§ Supplied data:

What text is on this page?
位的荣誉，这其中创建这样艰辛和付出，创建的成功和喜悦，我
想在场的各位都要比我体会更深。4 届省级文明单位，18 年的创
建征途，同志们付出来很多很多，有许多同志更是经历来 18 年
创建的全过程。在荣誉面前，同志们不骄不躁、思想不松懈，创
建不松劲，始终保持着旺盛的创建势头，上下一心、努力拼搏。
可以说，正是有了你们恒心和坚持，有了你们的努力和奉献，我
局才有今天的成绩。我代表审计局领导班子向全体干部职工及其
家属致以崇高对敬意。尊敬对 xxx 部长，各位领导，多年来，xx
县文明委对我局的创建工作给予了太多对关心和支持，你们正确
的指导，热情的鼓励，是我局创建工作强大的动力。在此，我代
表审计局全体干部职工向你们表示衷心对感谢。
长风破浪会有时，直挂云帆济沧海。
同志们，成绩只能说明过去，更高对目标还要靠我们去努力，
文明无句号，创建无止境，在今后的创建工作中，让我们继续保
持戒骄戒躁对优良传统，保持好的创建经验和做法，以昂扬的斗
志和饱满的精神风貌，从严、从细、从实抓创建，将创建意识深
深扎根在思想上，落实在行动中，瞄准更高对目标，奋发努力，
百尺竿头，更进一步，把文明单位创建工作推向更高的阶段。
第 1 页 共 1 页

§ What to work on: Your task is to transcribe the material exactly.

§ Response:
What text is on this page?
位的荣誉，这其中创建这样艰辛和付出，创建的成功和喜悦，我
想在场的各位都要比我体会更深。4 届省级文明单位，18 年的创
建征途，同志们付出来很多很多，有许多同志更是经历来 18 年
创建的全过程。在荣誉面前，同志们不骄不躁、思想不松懈，创
建不松劲，始终保持着旺盛的创建势头，上下一心、努力拼搏。
可以说，正是有了你们恒心和坚持，有了你们的努力和奉献，我
局才有今天的成绩。我代表审计局领导班子向全体干部职工及其
家属致以崇高对敬意。尊敬对 xxx 部长，各位领导，多年来，xx
县文明委对我局的创建工作给予了太多对关心和支持，你们正确
的指导，热情的鼓励，是我局创建工作强大的动力。在此，我代
表审计局全体干部职工向你们表示衷心对感谢。
长风破浪会有时，直挂云帆济沧海。
同志们，成绩只能说明过去，更高对目标还要靠我们去努力，
文明无句号，创建无止境，在今后的创建工作中，让我们继续保
持戒骄戒躁对优良传统，保持好的创建经验和做法，以昂扬的斗
志和饱满的精神风貌，从严、从细、从实抓创建，将创建意识深
深扎根在思想上，落实在行动中，瞄准更高对目标，奋发努力，
百尺竿头，更进一步，把文明单位创建工作推向更高的阶段。
第 1 页 共 1 页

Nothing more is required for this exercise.